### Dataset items
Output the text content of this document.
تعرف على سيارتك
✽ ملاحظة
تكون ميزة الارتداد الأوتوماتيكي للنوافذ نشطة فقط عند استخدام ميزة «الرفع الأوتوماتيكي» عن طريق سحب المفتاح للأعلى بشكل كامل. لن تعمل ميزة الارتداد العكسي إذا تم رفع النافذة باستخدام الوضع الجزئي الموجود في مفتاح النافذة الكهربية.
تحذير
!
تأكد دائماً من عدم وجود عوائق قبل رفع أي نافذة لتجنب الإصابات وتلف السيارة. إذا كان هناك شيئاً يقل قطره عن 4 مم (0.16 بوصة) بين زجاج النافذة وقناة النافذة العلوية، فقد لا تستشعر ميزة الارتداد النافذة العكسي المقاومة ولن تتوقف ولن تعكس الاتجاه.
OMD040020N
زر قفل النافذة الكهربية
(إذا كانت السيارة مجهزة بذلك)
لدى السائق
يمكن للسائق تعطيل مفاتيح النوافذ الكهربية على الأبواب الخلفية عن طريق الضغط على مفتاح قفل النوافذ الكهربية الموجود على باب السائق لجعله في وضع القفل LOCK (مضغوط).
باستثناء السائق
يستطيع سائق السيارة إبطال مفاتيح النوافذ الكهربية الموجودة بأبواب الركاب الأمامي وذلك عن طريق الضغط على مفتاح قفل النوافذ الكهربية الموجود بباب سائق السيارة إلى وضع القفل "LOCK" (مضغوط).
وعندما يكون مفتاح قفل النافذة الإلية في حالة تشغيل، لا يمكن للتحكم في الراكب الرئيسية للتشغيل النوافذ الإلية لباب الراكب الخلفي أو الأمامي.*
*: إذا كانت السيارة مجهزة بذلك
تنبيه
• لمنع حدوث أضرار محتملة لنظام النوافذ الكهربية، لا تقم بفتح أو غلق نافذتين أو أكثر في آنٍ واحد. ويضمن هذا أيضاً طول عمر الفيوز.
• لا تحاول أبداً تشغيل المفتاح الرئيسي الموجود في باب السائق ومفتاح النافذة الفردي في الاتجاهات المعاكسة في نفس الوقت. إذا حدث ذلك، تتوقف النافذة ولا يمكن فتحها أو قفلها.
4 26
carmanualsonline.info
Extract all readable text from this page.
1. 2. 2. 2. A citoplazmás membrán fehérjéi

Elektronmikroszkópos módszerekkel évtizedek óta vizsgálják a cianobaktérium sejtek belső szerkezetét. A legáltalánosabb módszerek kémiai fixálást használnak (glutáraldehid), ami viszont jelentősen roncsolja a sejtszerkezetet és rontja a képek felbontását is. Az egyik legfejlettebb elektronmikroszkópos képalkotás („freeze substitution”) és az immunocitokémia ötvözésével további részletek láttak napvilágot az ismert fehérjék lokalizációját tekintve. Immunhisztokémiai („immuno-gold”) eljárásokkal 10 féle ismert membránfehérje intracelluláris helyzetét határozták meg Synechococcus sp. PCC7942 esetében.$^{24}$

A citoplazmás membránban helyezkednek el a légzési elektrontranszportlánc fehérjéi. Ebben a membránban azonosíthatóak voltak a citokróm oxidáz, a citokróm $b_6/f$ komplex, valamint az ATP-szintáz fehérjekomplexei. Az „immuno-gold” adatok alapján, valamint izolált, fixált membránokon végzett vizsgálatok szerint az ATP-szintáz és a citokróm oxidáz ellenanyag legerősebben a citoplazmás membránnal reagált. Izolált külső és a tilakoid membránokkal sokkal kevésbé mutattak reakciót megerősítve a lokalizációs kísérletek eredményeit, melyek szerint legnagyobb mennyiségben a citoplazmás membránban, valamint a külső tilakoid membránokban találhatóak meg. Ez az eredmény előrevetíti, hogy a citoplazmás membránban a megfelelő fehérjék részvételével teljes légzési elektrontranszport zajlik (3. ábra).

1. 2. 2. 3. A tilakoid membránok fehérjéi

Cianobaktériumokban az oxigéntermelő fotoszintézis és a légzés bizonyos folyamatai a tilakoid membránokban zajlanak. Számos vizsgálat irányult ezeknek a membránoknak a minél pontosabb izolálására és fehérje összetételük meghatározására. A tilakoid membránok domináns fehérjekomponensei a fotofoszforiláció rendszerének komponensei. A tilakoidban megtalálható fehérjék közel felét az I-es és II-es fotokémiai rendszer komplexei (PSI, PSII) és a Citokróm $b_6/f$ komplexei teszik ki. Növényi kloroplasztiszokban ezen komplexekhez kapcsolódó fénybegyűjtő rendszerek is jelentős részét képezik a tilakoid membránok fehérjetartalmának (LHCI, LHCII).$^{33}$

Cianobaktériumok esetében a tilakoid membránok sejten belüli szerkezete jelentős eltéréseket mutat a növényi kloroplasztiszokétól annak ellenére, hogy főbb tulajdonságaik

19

### WORK TO DO
Copy each line of the data exactly, leaving nothing out.

### SOLUTION TO THE EXERCISE
Output the text content of this document.
تعرف على سيارتك
✽ ملاحظة
تكون ميزة الارتداد الأوتوماتيكي للنوافذ نشطة فقط عند استخدام ميزة «الرفع الأوتوماتيكي» عن طريق سحب المفتاح للأعلى بشكل كامل. لن تعمل ميزة الارتداد العكسي إذا تم رفع النافذة باستخدام الوضع الجزئي الموجود في مفتاح النافذة الكهربية.
تحذير
!
تأكد دائماً من عدم وجود عوائق قبل رفع أي نافذة لتجنب الإصابات وتلف السيارة. إذا كان هناك شيئاً يقل قطره عن 4 مم (0.16 بوصة) بين زجاج النافذة وقناة النافذة العلوية، فقد لا تستشعر ميزة الارتداد النافذة العكسي المقاومة ولن تتوقف ولن تعكس الاتجاه.
OMD040020N
زر قفل النافذة الكهربية
(إذا كانت السيارة مجهزة بذلك)
لدى السائق
يمكن للسائق تعطيل مفاتيح النوافذ الكهربية على الأبواب الخلفية عن طريق الضغط على مفتاح قفل النوافذ الكهربية الموجود على باب السائق لجعله في وضع القفل LOCK (مضغوط).
باستثناء السائق
يستطيع سائق السيارة إبطال مفاتيح النوافذ الكهربية الموجودة بأبواب الركاب الأمامي وذلك عن طريق الضغط على مفتاح قفل النوافذ الكهربية الموجود بباب سائق السيارة إلى وضع القفل "LOCK" (مضغوط).
وعندما يكون مفتاح قفل النافذة الإلية في حالة تشغيل، لا يمكن للتحكم في الراكب الرئيسية للتشغيل النوافذ الإلية لباب الراكب الخلفي أو الأمامي.*
*: إذا كانت السيارة مجهزة بذلك
تنبيه
• لمنع حدوث أضرار محتملة لنظام النوافذ الكهربية، لا تقم بفتح أو غلق نافذتين أو أكثر في آنٍ واحد. ويضمن هذا أيضاً طول عمر الفيوز.
• لا تحاول أبداً تشغيل المفتاح الرئيسي الموجود في باب السائق ومفتاح النافذة الفردي في الاتجاهات المعاكسة في نفس الوقت. إذا حدث ذلك، تتوقف النافذة ولا يمكن فتحها أو قفلها.
4 26
carmanualsonline.info
Extract all readable text from this page.
1. 2. 2. 2. A citoplazmás membrán fehérjéi

Elektronmikroszkópos módszerekkel évtizedek óta vizsgálják a cianobaktérium sejtek belső szerkezetét. A legáltalánosabb módszerek kémiai fixálást használnak (glutáraldehid), ami viszont jelentősen roncsolja a sejtszerkezetet és rontja a képek felbontását is. Az egyik legfejlettebb elektronmikroszkópos képalkotás („freeze substitution”) és az immunocitokémia ötvözésével további részletek láttak napvilágot az ismert fehérjék lokalizációját tekintve. Immunhisztokémiai („immuno-gold”) eljárásokkal 10 féle ismert membránfehérje intracelluláris helyzetét határozták meg Synechococcus sp. PCC7942 esetében.$^{24}$

A citoplazmás membránban helyezkednek el a légzési elektrontranszportlánc fehérjéi. Ebben a membránban azonosíthatóak voltak a citokróm oxidáz, a citokróm $b_6/f$ komplex, valamint az ATP-szintáz fehérjekomplexei. Az „immuno-gold” adatok alapján, valamint izolált, fixált membránokon végzett vizsgálatok szerint az ATP-szintáz és a citokróm oxidáz ellenanyag legerősebben a citoplazmás membránnal reagált. Izolált külső és a tilakoid membránokkal sokkal kevésbé mutattak reakciót megerősítve a lokalizációs kísérletek eredményeit, melyek szerint legnagyobb mennyiségben a citoplazmás membránban, valamint a külső tilakoid membránokban találhatóak meg. Ez az eredmény előrevetíti, hogy a citoplazmás membránban a megfelelő fehérjék részvételével teljes légzési elektrontranszport zajlik (3. ábra).

1. 2. 2. 3. A tilakoid membránok fehérjéi

Cianobaktériumokban az oxigéntermelő fotoszintézis és a légzés bizonyos folyamatai a tilakoid membránokban zajlanak. Számos vizsgálat irányult ezeknek a membránoknak a minél pontosabb izolálására és fehérje összetételük meghatározására. A tilakoid membránok domináns fehérjekomponensei a fotofoszforiláció rendszerének komponensei. A tilakoidban megtalálható fehérjék közel felét az I-es és II-es fotokémiai rendszer komplexei (PSI, PSII) és a Citokróm $b_6/f$ komplexei teszik ki. Növényi kloroplasztiszokban ezen komplexekhez kapcsolódó fénybegyűjtő rendszerek is jelentős részét képezik a tilakoid membránok fehérjetartalmának (LHCI, LHCII).$^{33}$

Cianobaktériumok esetében a tilakoid membránok sejten belüli szerkezete jelentős eltéréseket mutat a növényi kloroplasztiszokétól annak ellenére, hogy főbb tulajdonságaik

19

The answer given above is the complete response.